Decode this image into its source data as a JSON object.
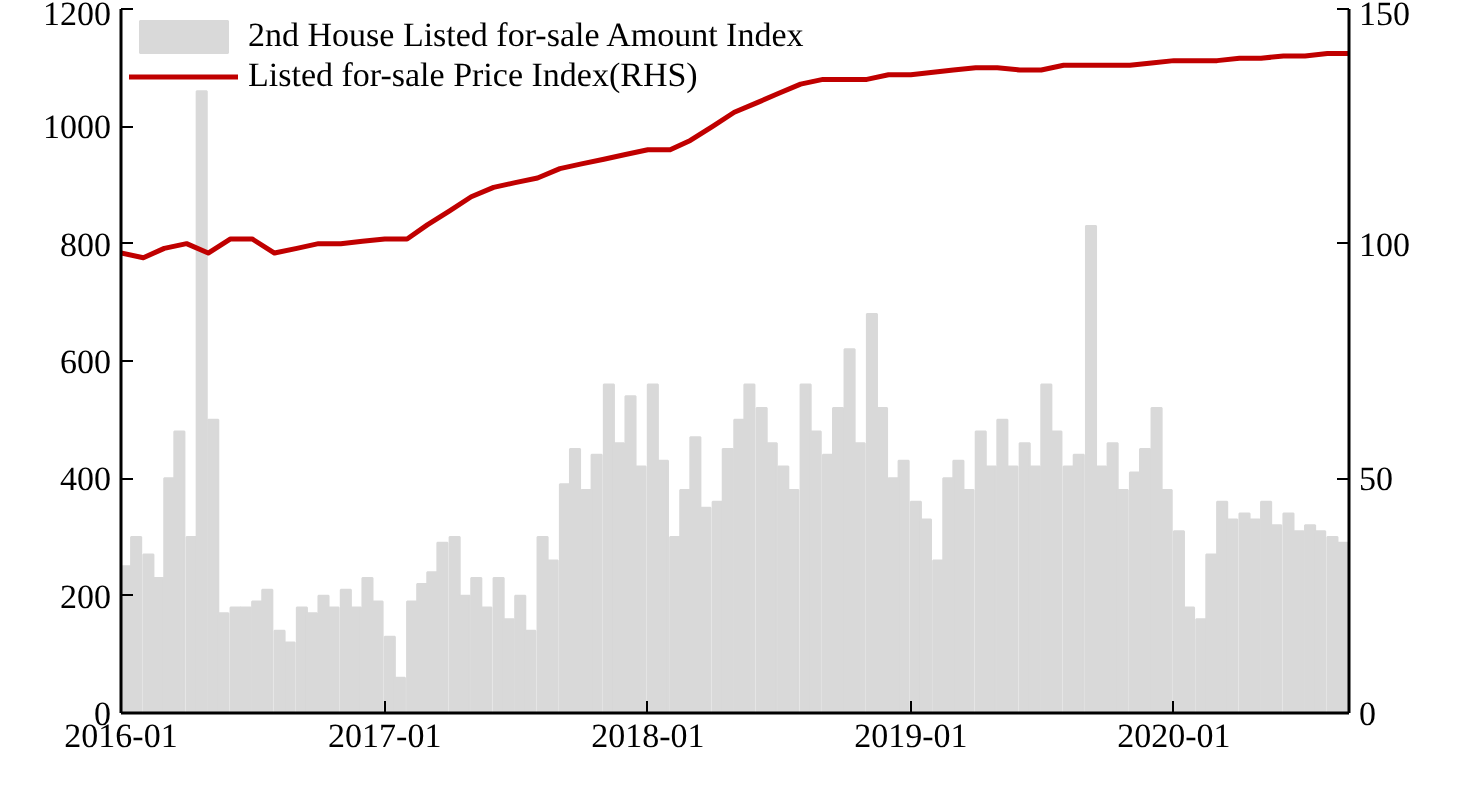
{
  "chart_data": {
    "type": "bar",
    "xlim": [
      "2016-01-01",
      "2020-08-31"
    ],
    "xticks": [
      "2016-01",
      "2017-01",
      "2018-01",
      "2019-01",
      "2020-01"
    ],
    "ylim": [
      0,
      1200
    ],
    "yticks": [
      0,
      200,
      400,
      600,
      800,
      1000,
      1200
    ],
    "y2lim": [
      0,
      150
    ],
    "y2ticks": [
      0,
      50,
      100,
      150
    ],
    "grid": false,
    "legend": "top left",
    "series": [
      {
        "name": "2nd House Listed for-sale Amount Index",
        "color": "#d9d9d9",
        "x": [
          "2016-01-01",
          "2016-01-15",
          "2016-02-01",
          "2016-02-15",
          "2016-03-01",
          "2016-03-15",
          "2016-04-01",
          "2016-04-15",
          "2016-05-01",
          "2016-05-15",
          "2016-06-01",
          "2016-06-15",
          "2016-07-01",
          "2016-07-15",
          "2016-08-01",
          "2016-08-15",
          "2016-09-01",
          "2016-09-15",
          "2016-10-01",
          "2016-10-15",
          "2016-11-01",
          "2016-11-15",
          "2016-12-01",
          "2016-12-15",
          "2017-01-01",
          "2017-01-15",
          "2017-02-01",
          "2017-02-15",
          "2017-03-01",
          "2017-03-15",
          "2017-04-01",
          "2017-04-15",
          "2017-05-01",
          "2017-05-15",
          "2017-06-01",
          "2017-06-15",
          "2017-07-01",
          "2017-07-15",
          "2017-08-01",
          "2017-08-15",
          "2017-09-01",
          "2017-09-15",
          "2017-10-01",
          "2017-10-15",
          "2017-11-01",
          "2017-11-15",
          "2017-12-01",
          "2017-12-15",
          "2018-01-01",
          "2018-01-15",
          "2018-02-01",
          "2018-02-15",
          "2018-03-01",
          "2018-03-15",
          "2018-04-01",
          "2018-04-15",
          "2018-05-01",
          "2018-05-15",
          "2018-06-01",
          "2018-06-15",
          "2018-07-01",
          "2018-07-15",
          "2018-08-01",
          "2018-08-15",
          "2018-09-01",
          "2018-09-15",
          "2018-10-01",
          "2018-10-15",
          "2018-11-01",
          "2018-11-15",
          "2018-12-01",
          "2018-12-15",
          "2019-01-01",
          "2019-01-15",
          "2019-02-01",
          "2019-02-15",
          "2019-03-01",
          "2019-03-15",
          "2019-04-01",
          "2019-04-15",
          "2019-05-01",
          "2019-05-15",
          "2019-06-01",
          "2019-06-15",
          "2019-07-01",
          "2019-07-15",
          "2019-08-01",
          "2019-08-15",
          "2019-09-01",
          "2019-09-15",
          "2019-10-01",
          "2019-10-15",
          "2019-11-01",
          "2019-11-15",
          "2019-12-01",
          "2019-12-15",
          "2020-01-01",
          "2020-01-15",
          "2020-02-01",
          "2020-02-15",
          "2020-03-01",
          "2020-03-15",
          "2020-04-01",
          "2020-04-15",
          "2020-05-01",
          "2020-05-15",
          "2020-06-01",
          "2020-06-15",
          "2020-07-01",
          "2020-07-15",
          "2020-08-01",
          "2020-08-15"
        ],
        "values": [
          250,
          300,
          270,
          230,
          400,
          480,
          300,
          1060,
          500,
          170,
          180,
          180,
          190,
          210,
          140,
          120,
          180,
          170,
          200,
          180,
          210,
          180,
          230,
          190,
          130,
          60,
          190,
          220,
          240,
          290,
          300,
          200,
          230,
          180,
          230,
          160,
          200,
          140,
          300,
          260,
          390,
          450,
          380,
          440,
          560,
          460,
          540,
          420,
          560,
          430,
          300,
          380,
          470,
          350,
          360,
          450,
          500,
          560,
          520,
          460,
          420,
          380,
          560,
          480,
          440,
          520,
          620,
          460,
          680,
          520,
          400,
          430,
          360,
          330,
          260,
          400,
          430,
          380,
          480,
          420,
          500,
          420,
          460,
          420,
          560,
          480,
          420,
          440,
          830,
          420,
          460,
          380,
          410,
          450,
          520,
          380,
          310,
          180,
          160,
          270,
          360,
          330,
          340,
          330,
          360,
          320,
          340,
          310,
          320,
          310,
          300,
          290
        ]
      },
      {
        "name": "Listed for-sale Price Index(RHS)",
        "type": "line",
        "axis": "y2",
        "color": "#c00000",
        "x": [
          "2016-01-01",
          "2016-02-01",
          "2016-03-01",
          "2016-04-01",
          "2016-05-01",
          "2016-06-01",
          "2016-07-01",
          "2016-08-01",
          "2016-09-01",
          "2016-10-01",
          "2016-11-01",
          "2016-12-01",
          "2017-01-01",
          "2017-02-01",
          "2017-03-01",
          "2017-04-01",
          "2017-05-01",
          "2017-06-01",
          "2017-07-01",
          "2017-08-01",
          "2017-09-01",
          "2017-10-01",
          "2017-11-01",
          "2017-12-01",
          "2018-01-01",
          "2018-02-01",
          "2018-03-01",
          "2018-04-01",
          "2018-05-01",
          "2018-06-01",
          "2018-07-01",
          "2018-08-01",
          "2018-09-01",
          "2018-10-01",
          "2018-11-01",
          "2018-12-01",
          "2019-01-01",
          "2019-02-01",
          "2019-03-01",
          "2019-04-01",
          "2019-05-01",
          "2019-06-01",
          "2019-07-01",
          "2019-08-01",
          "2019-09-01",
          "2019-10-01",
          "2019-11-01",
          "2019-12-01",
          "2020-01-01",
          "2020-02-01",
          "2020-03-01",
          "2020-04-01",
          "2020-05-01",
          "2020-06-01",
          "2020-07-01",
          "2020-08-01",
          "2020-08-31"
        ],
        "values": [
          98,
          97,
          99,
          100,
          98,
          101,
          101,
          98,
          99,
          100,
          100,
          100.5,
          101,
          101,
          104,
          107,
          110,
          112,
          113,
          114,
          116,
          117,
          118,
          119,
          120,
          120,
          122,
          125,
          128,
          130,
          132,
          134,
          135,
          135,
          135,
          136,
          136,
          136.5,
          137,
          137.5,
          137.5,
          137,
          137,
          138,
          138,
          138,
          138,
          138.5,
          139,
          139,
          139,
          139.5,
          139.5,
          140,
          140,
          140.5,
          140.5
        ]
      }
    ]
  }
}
────
**Prompt:**
Without the pictures, reproduce every line of the records above exactly.

**Output:**
Decode this image into its source data as a JSON object.
{
  "chart_data": {
    "type": "bar",
    "xlim": [
      "2016-01-01",
      "2020-08-31"
    ],
    "xticks": [
      "2016-01",
      "2017-01",
      "2018-01",
      "2019-01",
      "2020-01"
    ],
    "ylim": [
      0,
      1200
    ],
    "yticks": [
      0,
      200,
      400,
      600,
      800,
      1000,
      1200
    ],
    "y2lim": [
      0,
      150
    ],
    "y2ticks": [
      0,
      50,
      100,
      150
    ],
    "grid": false,
    "legend": "top left",
    "series": [
      {
        "name": "2nd House Listed for-sale Amount Index",
        "color": "#d9d9d9",
        "x": [
          "2016-01-01",
          "2016-01-15",
          "2016-02-01",
          "2016-02-15",
          "2016-03-01",
          "2016-03-15",
          "2016-04-01",
          "2016-04-15",
          "2016-05-01",
          "2016-05-15",
          "2016-06-01",
          "2016-06-15",
          "2016-07-01",
          "2016-07-15",
          "2016-08-01",
          "2016-08-15",
          "2016-09-01",
          "2016-09-15",
          "2016-10-01",
          "2016-10-15",
          "2016-11-01",
          "2016-11-15",
          "2016-12-01",
          "2016-12-15",
          "2017-01-01",
          "2017-01-15",
          "2017-02-01",
          "2017-02-15",
          "2017-03-01",
          "2017-03-15",
          "2017-04-01",
          "2017-04-15",
          "2017-05-01",
          "2017-05-15",
          "2017-06-01",
          "2017-06-15",
          "2017-07-01",
          "2017-07-15",
          "2017-08-01",
          "2017-08-15",
          "2017-09-01",
          "2017-09-15",
          "2017-10-01",
          "2017-10-15",
          "2017-11-01",
          "2017-11-15",
          "2017-12-01",
          "2017-12-15",
          "2018-01-01",
          "2018-01-15",
          "2018-02-01",
          "2018-02-15",
          "2018-03-01",
          "2018-03-15",
          "2018-04-01",
          "2018-04-15",
          "2018-05-01",
          "2018-05-15",
          "2018-06-01",
          "2018-06-15",
          "2018-07-01",
          "2018-07-15",
          "2018-08-01",
          "2018-08-15",
          "2018-09-01",
          "2018-09-15",
          "2018-10-01",
          "2018-10-15",
          "2018-11-01",
          "2018-11-15",
          "2018-12-01",
          "2018-12-15",
          "2019-01-01",
          "2019-01-15",
          "2019-02-01",
          "2019-02-15",
          "2019-03-01",
          "2019-03-15",
          "2019-04-01",
          "2019-04-15",
          "2019-05-01",
          "2019-05-15",
          "2019-06-01",
          "2019-06-15",
          "2019-07-01",
          "2019-07-15",
          "2019-08-01",
          "2019-08-15",
          "2019-09-01",
          "2019-09-15",
          "2019-10-01",
          "2019-10-15",
          "2019-11-01",
          "2019-11-15",
          "2019-12-01",
          "2019-12-15",
          "2020-01-01",
          "2020-01-15",
          "2020-02-01",
          "2020-02-15",
          "2020-03-01",
          "2020-03-15",
          "2020-04-01",
          "2020-04-15",
          "2020-05-01",
          "2020-05-15",
          "2020-06-01",
          "2020-06-15",
          "2020-07-01",
          "2020-07-15",
          "2020-08-01",
          "2020-08-15"
        ],
        "values": [
          250,
          300,
          270,
          230,
          400,
          480,
          300,
          1060,
          500,
          170,
          180,
          180,
          190,
          210,
          140,
          120,
          180,
          170,
          200,
          180,
          210,
          180,
          230,
          190,
          130,
          60,
          190,
          220,
          240,
          290,
          300,
          200,
          230,
          180,
          230,
          160,
          200,
          140,
          300,
          260,
          390,
          450,
          380,
          440,
          560,
          460,
          540,
          420,
          560,
          430,
          300,
          380,
          470,
          350,
          360,
          450,
          500,
          560,
          520,
          460,
          420,
          380,
          560,
          480,
          440,
          520,
          620,
          460,
          680,
          520,
          400,
          430,
          360,
          330,
          260,
          400,
          430,
          380,
          480,
          420,
          500,
          420,
          460,
          420,
          560,
          480,
          420,
          440,
          830,
          420,
          460,
          380,
          410,
          450,
          520,
          380,
          310,
          180,
          160,
          270,
          360,
          330,
          340,
          330,
          360,
          320,
          340,
          310,
          320,
          310,
          300,
          290
        ]
      },
      {
        "name": "Listed for-sale Price Index(RHS)",
        "type": "line",
        "axis": "y2",
        "color": "#c00000",
        "x": [
          "2016-01-01",
          "2016-02-01",
          "2016-03-01",
          "2016-04-01",
          "2016-05-01",
          "2016-06-01",
          "2016-07-01",
          "2016-08-01",
          "2016-09-01",
          "2016-10-01",
          "2016-11-01",
          "2016-12-01",
          "2017-01-01",
          "2017-02-01",
          "2017-03-01",
          "2017-04-01",
          "2017-05-01",
          "2017-06-01",
          "2017-07-01",
          "2017-08-01",
          "2017-09-01",
          "2017-10-01",
          "2017-11-01",
          "2017-12-01",
          "2018-01-01",
          "2018-02-01",
          "2018-03-01",
          "2018-04-01",
          "2018-05-01",
          "2018-06-01",
          "2018-07-01",
          "2018-08-01",
          "2018-09-01",
          "2018-10-01",
          "2018-11-01",
          "2018-12-01",
          "2019-01-01",
          "2019-02-01",
          "2019-03-01",
          "2019-04-01",
          "2019-05-01",
          "2019-06-01",
          "2019-07-01",
          "2019-08-01",
          "2019-09-01",
          "2019-10-01",
          "2019-11-01",
          "2019-12-01",
          "2020-01-01",
          "2020-02-01",
          "2020-03-01",
          "2020-04-01",
          "2020-05-01",
          "2020-06-01",
          "2020-07-01",
          "2020-08-01",
          "2020-08-31"
        ],
        "values": [
          98,
          97,
          99,
          100,
          98,
          101,
          101,
          98,
          99,
          100,
          100,
          100.5,
          101,
          101,
          104,
          107,
          110,
          112,
          113,
          114,
          116,
          117,
          118,
          119,
          120,
          120,
          122,
          125,
          128,
          130,
          132,
          134,
          135,
          135,
          135,
          136,
          136,
          136.5,
          137,
          137.5,
          137.5,
          137,
          137,
          138,
          138,
          138,
          138,
          138.5,
          139,
          139,
          139,
          139.5,
          139.5,
          140,
          140,
          140.5,
          140.5
        ]
      }
    ]
  }
}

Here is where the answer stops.